REQUEST:
Take each line that has the word "label" and return it.
───
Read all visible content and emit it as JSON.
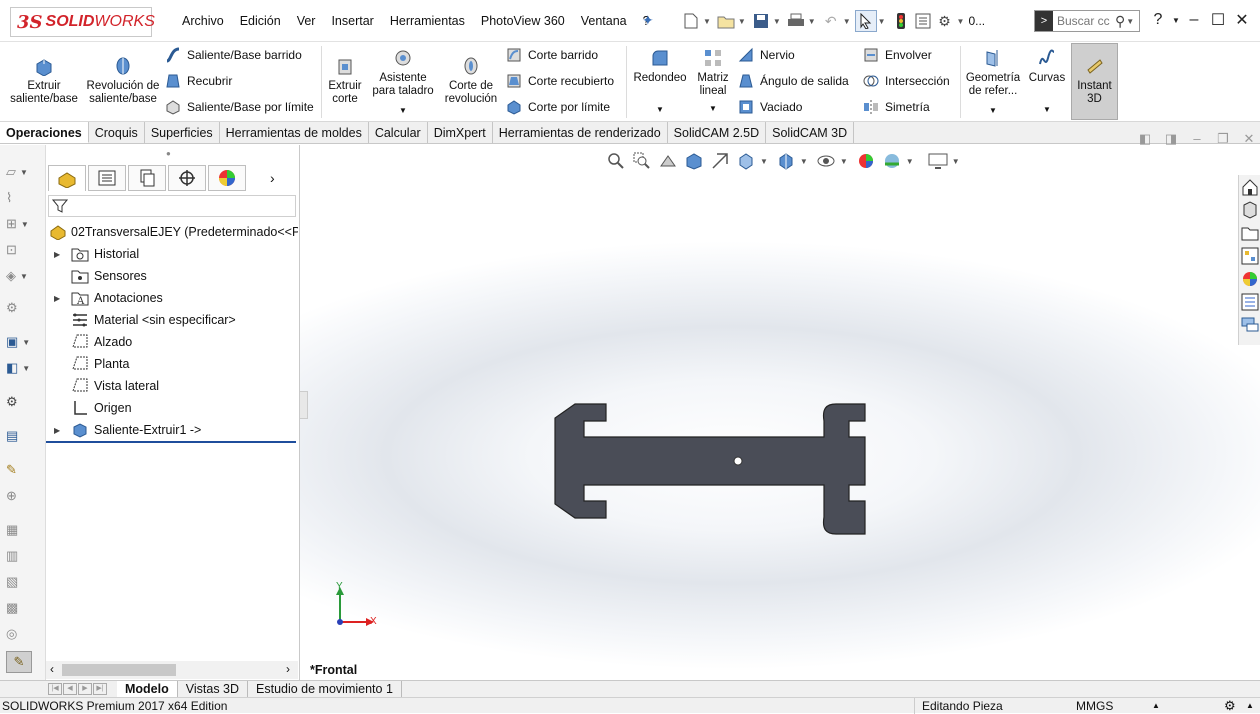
{
  "app": {
    "logo_ds": "3S",
    "logo_solid": "SOLID",
    "logo_works": "WORKS",
    "menu": [
      "Archivo",
      "Edición",
      "Ver",
      "Insertar",
      "Herramientas",
      "PhotoView 360",
      "Ventana",
      "?"
    ],
    "quick_access_extra": "0...",
    "search_placeholder": "Buscar cc",
    "help": "?"
  },
  "ribbon": {
    "extrude": "Extruir saliente/base",
    "revolve": "Revolución de saliente/base",
    "sweep": "Saliente/Base barrido",
    "loft": "Recubrir",
    "boundary": "Saliente/Base por límite",
    "extrude_cut": "Extruir corte",
    "hole_wizard": "Asistente para taladro",
    "revolve_cut": "Corte de revolución",
    "swept_cut": "Corte barrido",
    "lofted_cut": "Corte recubierto",
    "boundary_cut": "Corte por límite",
    "fillet": "Redondeo",
    "pattern": "Matriz lineal",
    "rib": "Nervio",
    "draft": "Ángulo de salida",
    "shell": "Vaciado",
    "wrap": "Envolver",
    "intersect": "Intersección",
    "mirror": "Simetría",
    "ref_geometry": "Geometría de refer...",
    "curves": "Curvas",
    "instant3d": "Instant 3D"
  },
  "command_tabs": [
    "Operaciones",
    "Croquis",
    "Superficies",
    "Herramientas de moldes",
    "Calcular",
    "DimXpert",
    "Herramientas de renderizado",
    "SolidCAM 2.5D",
    "SolidCAM 3D"
  ],
  "tree": {
    "root": "02TransversalEJEY  (Predeterminado<<Pred",
    "items": [
      "Historial",
      "Sensores",
      "Anotaciones",
      "Material <sin especificar>",
      "Alzado",
      "Planta",
      "Vista lateral",
      "Origen",
      "Saliente-Extruir1 ->"
    ]
  },
  "viewport": {
    "view_name": "*Frontal",
    "axis_y": "Y",
    "axis_x": "X",
    "part_color": "#4a4d57"
  },
  "bottom_tabs": [
    "Modelo",
    "Vistas 3D",
    "Estudio de movimiento 1"
  ],
  "status": {
    "edition": "SOLIDWORKS Premium 2017 x64 Edition",
    "mode": "Editando Pieza",
    "units": "MMGS"
  }
}
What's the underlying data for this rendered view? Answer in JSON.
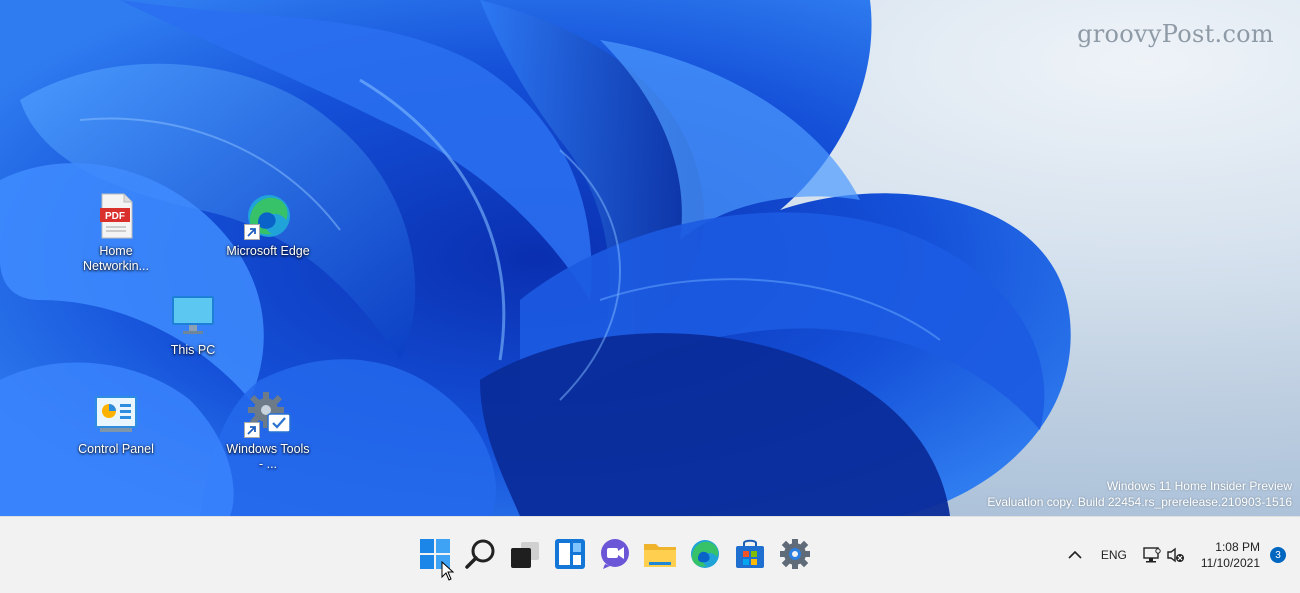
{
  "watermark": "groovyPost.com",
  "desktop": {
    "icons": [
      {
        "label": "Home Networkin...",
        "icon": "pdf-file-icon"
      },
      {
        "label": "Microsoft Edge",
        "icon": "edge-icon",
        "shortcut": true
      },
      {
        "label": "This PC",
        "icon": "monitor-icon"
      },
      {
        "label": "Control Panel",
        "icon": "control-panel-icon"
      },
      {
        "label": "Windows Tools - ...",
        "icon": "gear-check-icon",
        "shortcut": true
      }
    ],
    "eval_line1": "Windows 11 Home Insider Preview",
    "eval_line2": "Evaluation copy. Build 22454.rs_prerelease.210903-1516",
    "pdf_text": "PDF"
  },
  "taskbar": {
    "apps": [
      "start-icon",
      "search-icon",
      "task-view-icon",
      "widgets-icon",
      "chat-icon",
      "file-explorer-icon",
      "edge-icon",
      "store-icon",
      "settings-icon"
    ],
    "tray": {
      "chevron": "^",
      "language": "ENG",
      "time": "1:08 PM",
      "date": "11/10/2021",
      "notifications": "3"
    }
  },
  "colors": {
    "accent": "#0067c0",
    "wallpaper_blue": "#1a5fe0",
    "taskbar": "#f2f2f2"
  }
}
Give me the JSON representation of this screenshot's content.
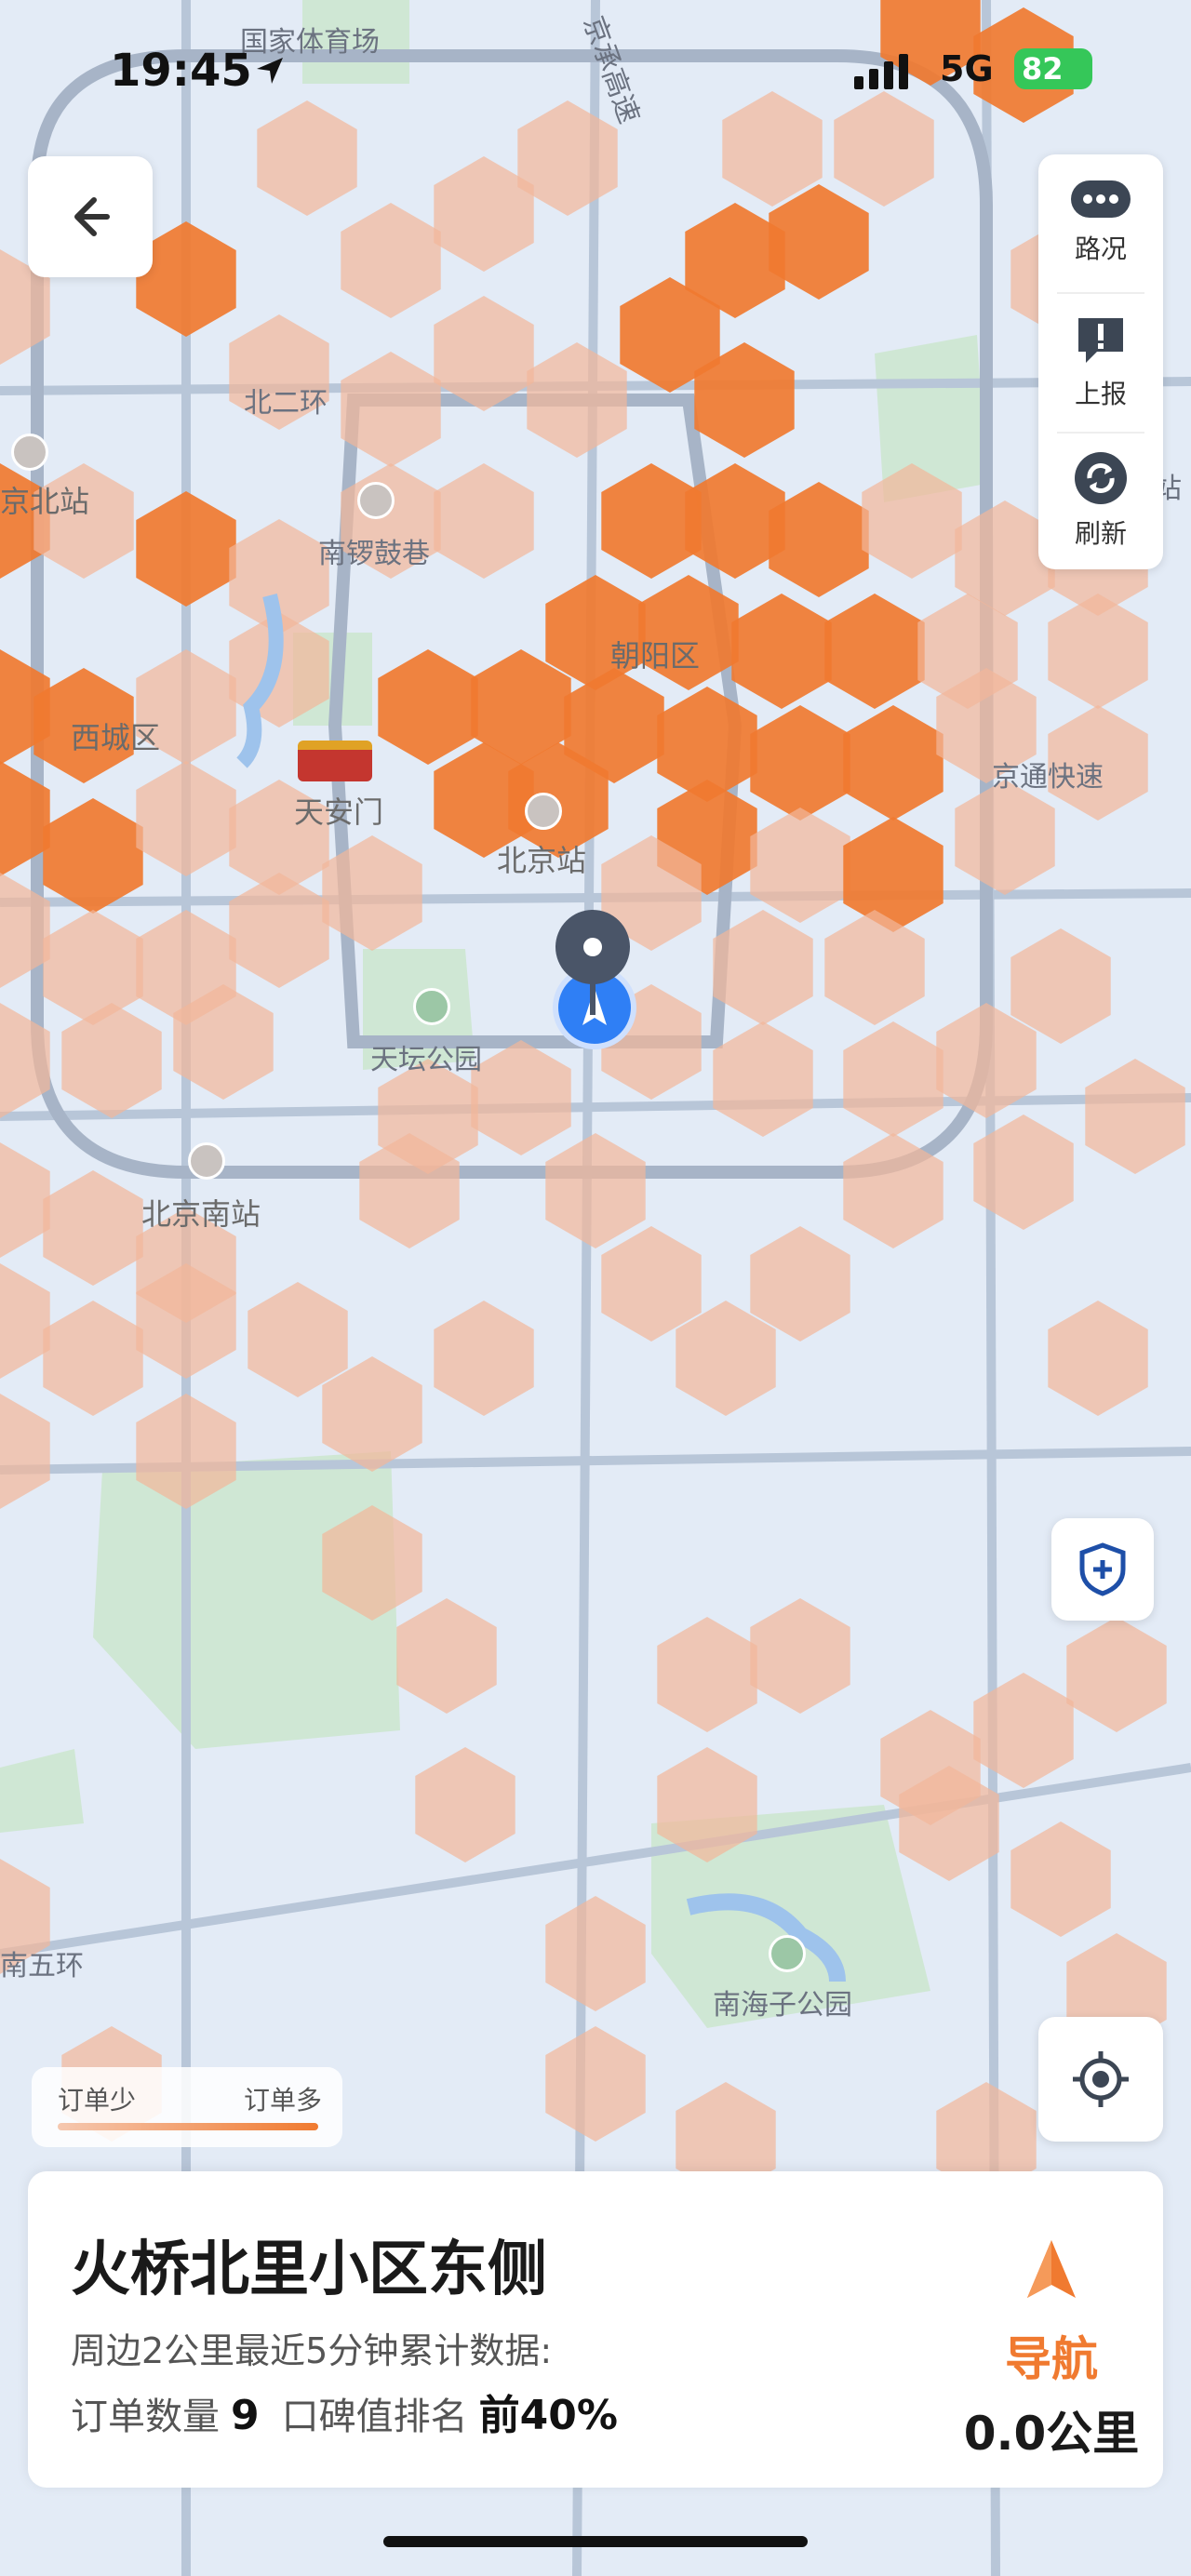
───
TASK OUTPUT:
        "label": "Home Networkin...",
        "label": "Microsoft Edge",
        "label": "This PC",
        "label": "Control Panel",
        "label": "Windows Tools - ...",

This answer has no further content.